▶ Task requirements
Transcribe the material verbatim in full; the pictures do not belong in the copy.

[Saved entries]
========================
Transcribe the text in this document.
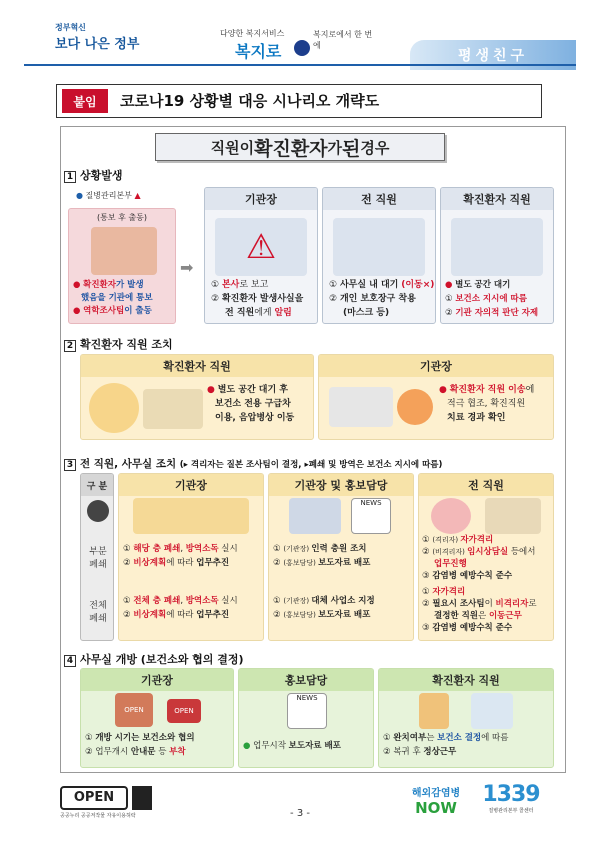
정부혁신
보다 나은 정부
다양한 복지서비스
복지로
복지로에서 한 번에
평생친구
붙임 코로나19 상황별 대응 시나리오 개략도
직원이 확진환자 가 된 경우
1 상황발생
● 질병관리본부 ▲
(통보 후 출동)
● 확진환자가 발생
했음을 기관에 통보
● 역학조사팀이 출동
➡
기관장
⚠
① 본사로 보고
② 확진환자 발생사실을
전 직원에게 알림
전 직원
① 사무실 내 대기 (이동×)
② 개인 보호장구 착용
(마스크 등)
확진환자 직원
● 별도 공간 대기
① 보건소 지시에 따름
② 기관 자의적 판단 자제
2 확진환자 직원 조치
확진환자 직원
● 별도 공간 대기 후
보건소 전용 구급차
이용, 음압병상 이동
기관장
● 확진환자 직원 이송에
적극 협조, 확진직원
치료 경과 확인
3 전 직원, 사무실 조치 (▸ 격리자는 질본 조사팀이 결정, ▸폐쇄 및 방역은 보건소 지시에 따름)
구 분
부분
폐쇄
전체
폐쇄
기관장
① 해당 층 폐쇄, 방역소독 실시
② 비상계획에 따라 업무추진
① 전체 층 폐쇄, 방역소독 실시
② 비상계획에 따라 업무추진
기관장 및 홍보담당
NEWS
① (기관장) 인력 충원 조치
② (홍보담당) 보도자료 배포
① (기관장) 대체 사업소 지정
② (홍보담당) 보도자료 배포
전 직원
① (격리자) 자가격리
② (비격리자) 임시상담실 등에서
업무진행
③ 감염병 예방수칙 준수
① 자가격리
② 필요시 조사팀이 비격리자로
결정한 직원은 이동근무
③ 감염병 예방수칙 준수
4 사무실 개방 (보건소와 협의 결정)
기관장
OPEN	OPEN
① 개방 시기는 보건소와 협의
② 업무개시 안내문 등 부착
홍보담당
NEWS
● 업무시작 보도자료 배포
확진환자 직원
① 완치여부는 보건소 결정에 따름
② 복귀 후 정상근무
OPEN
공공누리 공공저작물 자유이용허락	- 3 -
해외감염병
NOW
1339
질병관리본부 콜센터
========================
▶ Task answer
Transcribe the text in this document.
정부혁신
보다 나은 정부
다양한 복지서비스
복지로
복지로에서 한 번에
평생친구
붙임 코로나19 상황별 대응 시나리오 개략도
직원이 확진환자 가 된 경우
1 상황발생
● 질병관리본부 ▲
(통보 후 출동)
● 확진환자가 발생
했음을 기관에 통보
● 역학조사팀이 출동
➡
기관장
⚠
① 본사로 보고
② 확진환자 발생사실을
전 직원에게 알림
전 직원
① 사무실 내 대기 (이동×)
② 개인 보호장구 착용
(마스크 등)
확진환자 직원
● 별도 공간 대기
① 보건소 지시에 따름
② 기관 자의적 판단 자제
2 확진환자 직원 조치
확진환자 직원
● 별도 공간 대기 후
보건소 전용 구급차
이용, 음압병상 이동
기관장
● 확진환자 직원 이송에
적극 협조, 확진직원
치료 경과 확인
3 전 직원, 사무실 조치 (▸ 격리자는 질본 조사팀이 결정, ▸폐쇄 및 방역은 보건소 지시에 따름)
구 분
부분
폐쇄
전체
폐쇄
기관장
① 해당 층 폐쇄, 방역소독 실시
② 비상계획에 따라 업무추진
① 전체 층 폐쇄, 방역소독 실시
② 비상계획에 따라 업무추진
기관장 및 홍보담당
NEWS
① (기관장) 인력 충원 조치
② (홍보담당) 보도자료 배포
① (기관장) 대체 사업소 지정
② (홍보담당) 보도자료 배포
전 직원
① (격리자) 자가격리
② (비격리자) 임시상담실 등에서
업무진행
③ 감염병 예방수칙 준수
① 자가격리
② 필요시 조사팀이 비격리자로
결정한 직원은 이동근무
③ 감염병 예방수칙 준수
4 사무실 개방 (보건소와 협의 결정)
기관장
OPEN	OPEN
① 개방 시기는 보건소와 협의
② 업무개시 안내문 등 부착
홍보담당
NEWS
● 업무시작 보도자료 배포
확진환자 직원
① 완치여부는 보건소 결정에 따름
② 복귀 후 정상근무
OPEN
공공누리 공공저작물 자유이용허락	- 3 -
해외감염병
NOW
1339
질병관리본부 콜센터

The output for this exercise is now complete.